**STATED TASK**
Set the data down again, exactly as it reads, but without the pictures.

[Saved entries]
Start

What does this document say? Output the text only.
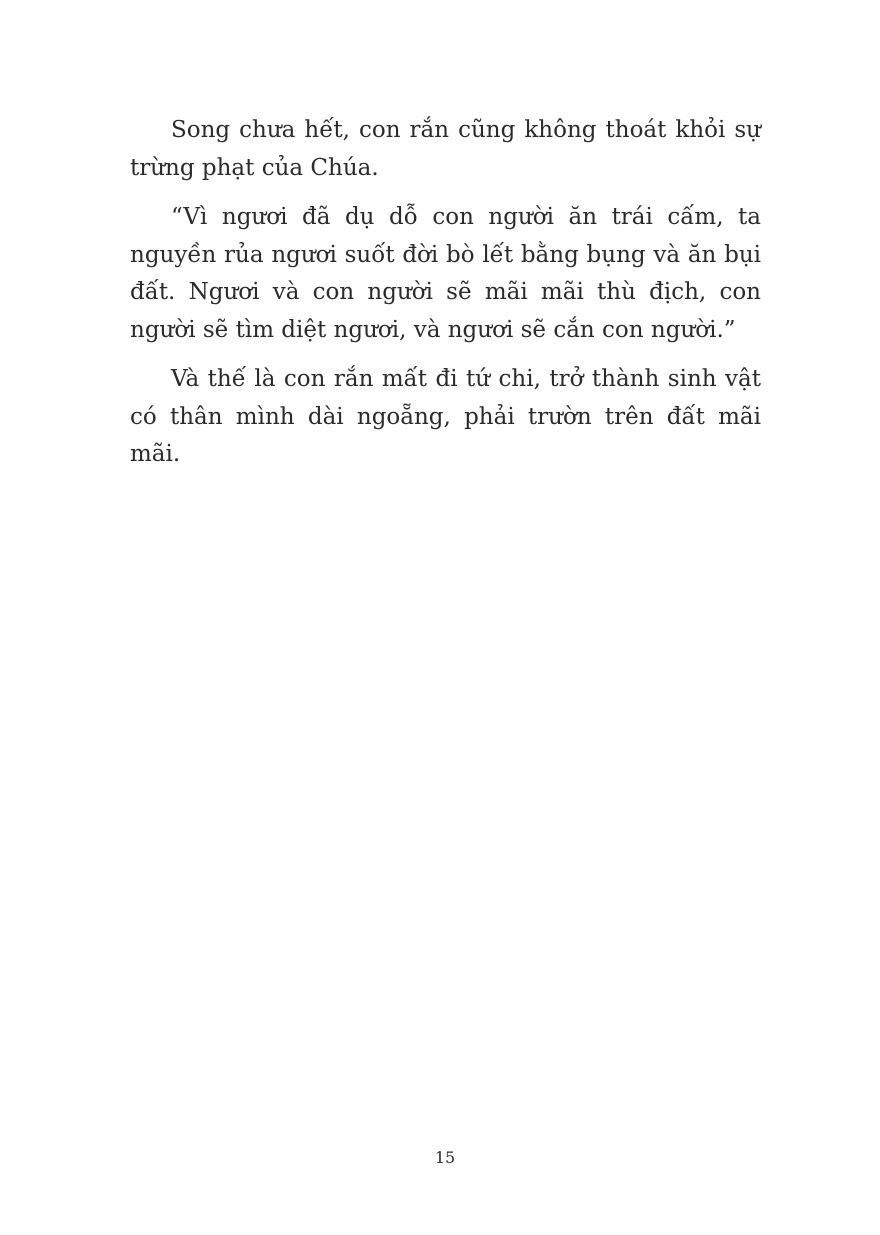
Song chưa hết, con rắn cũng không thoát khỏi sự trừng phạt của Chúa.

“Vì ngươi đã dụ dỗ con người ăn trái cấm, ta nguyền rủa ngươi suốt đời bò lết bằng bụng và ăn bụi đất. Ngươi và con người sẽ mãi mãi thù địch, con người sẽ tìm diệt ngươi, và ngươi sẽ cắn con người.”

Và thế là con rắn mất đi tứ chi, trở thành sinh vật có thân mình dài ngoẵng, phải trườn trên đất mãi mãi.

15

End

**FINAL ANSWER**
What does this document say? Output the text only.
Song chưa hết, con rắn cũng không thoát khỏi sự trừng phạt của Chúa.

“Vì ngươi đã dụ dỗ con người ăn trái cấm, ta nguyền rủa ngươi suốt đời bò lết bằng bụng và ăn bụi đất. Ngươi và con người sẽ mãi mãi thù địch, con người sẽ tìm diệt ngươi, và ngươi sẽ cắn con người.”

Và thế là con rắn mất đi tứ chi, trở thành sinh vật có thân mình dài ngoẵng, phải trườn trên đất mãi mãi.

15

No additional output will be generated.